PROBLEM:
Write out every entry exactly as it stands.

MATERIAL TO PROCESS:
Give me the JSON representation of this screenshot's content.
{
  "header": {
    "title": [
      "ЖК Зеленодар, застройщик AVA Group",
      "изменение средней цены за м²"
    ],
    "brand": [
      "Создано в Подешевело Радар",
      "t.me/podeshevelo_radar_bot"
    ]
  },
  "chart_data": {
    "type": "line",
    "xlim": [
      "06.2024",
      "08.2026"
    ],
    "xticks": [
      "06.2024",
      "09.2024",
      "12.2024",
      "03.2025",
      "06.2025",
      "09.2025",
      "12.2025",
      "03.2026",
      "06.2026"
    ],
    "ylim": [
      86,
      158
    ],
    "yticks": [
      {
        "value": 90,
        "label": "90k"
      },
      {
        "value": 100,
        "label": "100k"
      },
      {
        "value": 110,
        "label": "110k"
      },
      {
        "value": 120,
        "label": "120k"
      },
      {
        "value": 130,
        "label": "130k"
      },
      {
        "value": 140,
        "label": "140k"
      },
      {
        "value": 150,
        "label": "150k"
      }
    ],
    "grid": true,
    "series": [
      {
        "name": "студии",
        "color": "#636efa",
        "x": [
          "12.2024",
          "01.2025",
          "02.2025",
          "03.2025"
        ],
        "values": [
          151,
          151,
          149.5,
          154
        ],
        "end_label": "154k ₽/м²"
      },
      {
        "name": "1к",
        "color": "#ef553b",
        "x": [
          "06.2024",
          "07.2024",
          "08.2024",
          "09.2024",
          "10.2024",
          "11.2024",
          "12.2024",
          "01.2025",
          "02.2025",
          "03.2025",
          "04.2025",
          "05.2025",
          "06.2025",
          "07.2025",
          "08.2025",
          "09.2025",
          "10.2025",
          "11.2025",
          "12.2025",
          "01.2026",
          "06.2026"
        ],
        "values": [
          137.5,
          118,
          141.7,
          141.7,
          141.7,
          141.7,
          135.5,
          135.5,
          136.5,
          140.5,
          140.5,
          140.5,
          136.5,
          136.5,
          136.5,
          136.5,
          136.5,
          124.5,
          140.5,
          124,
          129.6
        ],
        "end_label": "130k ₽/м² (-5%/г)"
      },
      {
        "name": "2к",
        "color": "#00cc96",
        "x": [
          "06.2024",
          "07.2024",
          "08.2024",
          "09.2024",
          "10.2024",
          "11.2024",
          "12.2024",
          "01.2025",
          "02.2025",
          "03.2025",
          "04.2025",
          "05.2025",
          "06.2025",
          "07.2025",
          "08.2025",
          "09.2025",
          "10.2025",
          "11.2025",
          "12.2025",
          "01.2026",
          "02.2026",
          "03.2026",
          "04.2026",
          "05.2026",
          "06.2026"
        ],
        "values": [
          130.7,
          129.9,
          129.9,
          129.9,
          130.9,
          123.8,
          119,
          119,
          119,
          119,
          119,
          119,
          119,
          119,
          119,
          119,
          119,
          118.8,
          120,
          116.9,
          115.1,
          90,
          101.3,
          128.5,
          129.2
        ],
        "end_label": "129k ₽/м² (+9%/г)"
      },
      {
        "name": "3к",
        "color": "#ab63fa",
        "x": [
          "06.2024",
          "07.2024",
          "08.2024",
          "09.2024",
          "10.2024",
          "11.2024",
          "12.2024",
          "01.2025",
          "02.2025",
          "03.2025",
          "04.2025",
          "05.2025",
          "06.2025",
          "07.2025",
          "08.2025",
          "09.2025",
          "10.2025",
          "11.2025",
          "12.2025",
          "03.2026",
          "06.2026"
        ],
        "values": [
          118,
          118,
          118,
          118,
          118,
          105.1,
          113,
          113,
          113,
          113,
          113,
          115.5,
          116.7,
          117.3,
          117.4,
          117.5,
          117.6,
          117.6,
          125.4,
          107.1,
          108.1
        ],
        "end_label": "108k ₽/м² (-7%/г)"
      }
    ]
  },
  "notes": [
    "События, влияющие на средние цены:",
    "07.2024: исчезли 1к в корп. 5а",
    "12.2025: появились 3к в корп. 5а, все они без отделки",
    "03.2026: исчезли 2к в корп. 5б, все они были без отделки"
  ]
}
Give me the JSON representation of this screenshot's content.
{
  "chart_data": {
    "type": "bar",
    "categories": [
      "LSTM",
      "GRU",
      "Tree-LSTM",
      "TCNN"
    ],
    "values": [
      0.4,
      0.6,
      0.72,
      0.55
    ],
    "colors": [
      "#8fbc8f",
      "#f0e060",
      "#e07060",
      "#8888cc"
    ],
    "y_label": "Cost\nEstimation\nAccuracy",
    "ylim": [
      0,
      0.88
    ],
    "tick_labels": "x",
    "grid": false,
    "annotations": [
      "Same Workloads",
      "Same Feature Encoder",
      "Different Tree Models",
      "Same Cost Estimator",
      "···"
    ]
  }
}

RESPONSE TO THE EXERCISE:
Give me the JSON representation of this screenshot's content.
{
  "header": {
    "title": [
      "ЖК Зеленодар, застройщик AVA Group",
      "изменение средней цены за м²"
    ],
    "brand": [
      "Создано в Подешевело Радар",
      "t.me/podeshevelo_radar_bot"
    ]
  },
  "chart_data": {
    "type": "line",
    "xlim": [
      "06.2024",
      "08.2026"
    ],
    "xticks": [
      "06.2024",
      "09.2024",
      "12.2024",
      "03.2025",
      "06.2025",
      "09.2025",
      "12.2025",
      "03.2026",
      "06.2026"
    ],
    "ylim": [
      86,
      158
    ],
    "yticks": [
      {
        "value": 90,
        "label": "90k"
      },
      {
        "value": 100,
        "label": "100k"
      },
      {
        "value": 110,
        "label": "110k"
      },
      {
        "value": 120,
        "label": "120k"
      },
      {
        "value": 130,
        "label": "130k"
      },
      {
        "value": 140,
        "label": "140k"
      },
      {
        "value": 150,
        "label": "150k"
      }
    ],
    "grid": true,
    "series": [
      {
        "name": "студии",
        "color": "#636efa",
        "x": [
          "12.2024",
          "01.2025",
          "02.2025",
          "03.2025"
        ],
        "values": [
          151,
          151,
          149.5,
          154
        ],
        "end_label": "154k ₽/м²"
      },
      {
        "name": "1к",
        "color": "#ef553b",
        "x": [
          "06.2024",
          "07.2024",
          "08.2024",
          "09.2024",
          "10.2024",
          "11.2024",
          "12.2024",
          "01.2025",
          "02.2025",
          "03.2025",
          "04.2025",
          "05.2025",
          "06.2025",
          "07.2025",
          "08.2025",
          "09.2025",
          "10.2025",
          "11.2025",
          "12.2025",
          "01.2026",
          "06.2026"
        ],
        "values": [
          137.5,
          118,
          141.7,
          141.7,
          141.7,
          141.7,
          135.5,
          135.5,
          136.5,
          140.5,
          140.5,
          140.5,
          136.5,
          136.5,
          136.5,
          136.5,
          136.5,
          124.5,
          140.5,
          124,
          129.6
        ],
        "end_label": "130k ₽/м² (-5%/г)"
      },
      {
        "name": "2к",
        "color": "#00cc96",
        "x": [
          "06.2024",
          "07.2024",
          "08.2024",
          "09.2024",
          "10.2024",
          "11.2024",
          "12.2024",
          "01.2025",
          "02.2025",
          "03.2025",
          "04.2025",
          "05.2025",
          "06.2025",
          "07.2025",
          "08.2025",
          "09.2025",
          "10.2025",
          "11.2025",
          "12.2025",
          "01.2026",
          "02.2026",
          "03.2026",
          "04.2026",
          "05.2026",
          "06.2026"
        ],
        "values": [
          130.7,
          129.9,
          129.9,
          129.9,
          130.9,
          123.8,
          119,
          119,
          119,
          119,
          119,
          119,
          119,
          119,
          119,
          119,
          119,
          118.8,
          120,
          116.9,
          115.1,
          90,
          101.3,
          128.5,
          129.2
        ],
        "end_label": "129k ₽/м² (+9%/г)"
      },
      {
        "name": "3к",
        "color": "#ab63fa",
        "x": [
          "06.2024",
          "07.2024",
          "08.2024",
          "09.2024",
          "10.2024",
          "11.2024",
          "12.2024",
          "01.2025",
          "02.2025",
          "03.2025",
          "04.2025",
          "05.2025",
          "06.2025",
          "07.2025",
          "08.2025",
          "09.2025",
          "10.2025",
          "11.2025",
          "12.2025",
          "03.2026",
          "06.2026"
        ],
        "values": [
          118,
          118,
          118,
          118,
          118,
          105.1,
          113,
          113,
          113,
          113,
          113,
          115.5,
          116.7,
          117.3,
          117.4,
          117.5,
          117.6,
          117.6,
          125.4,
          107.1,
          108.1
        ],
        "end_label": "108k ₽/м² (-7%/г)"
      }
    ]
  },
  "notes": [
    "События, влияющие на средние цены:",
    "07.2024: исчезли 1к в корп. 5а",
    "12.2025: появились 3к в корп. 5а, все они без отделки",
    "03.2026: исчезли 2к в корп. 5б, все они были без отделки"
  ]
}
Give me the JSON representation of this screenshot's content.
{
  "chart_data": {
    "type": "bar",
    "categories": [
      "LSTM",
      "GRU",
      "Tree-LSTM",
      "TCNN"
    ],
    "values": [
      0.4,
      0.6,
      0.72,
      0.55
    ],
    "colors": [
      "#8fbc8f",
      "#f0e060",
      "#e07060",
      "#8888cc"
    ],
    "y_label": "Cost\nEstimation\nAccuracy",
    "ylim": [
      0,
      0.88
    ],
    "tick_labels": "x",
    "grid": false,
    "annotations": [
      "Same Workloads",
      "Same Feature Encoder",
      "Different Tree Models",
      "Same Cost Estimator",
      "···"
    ]
  }
}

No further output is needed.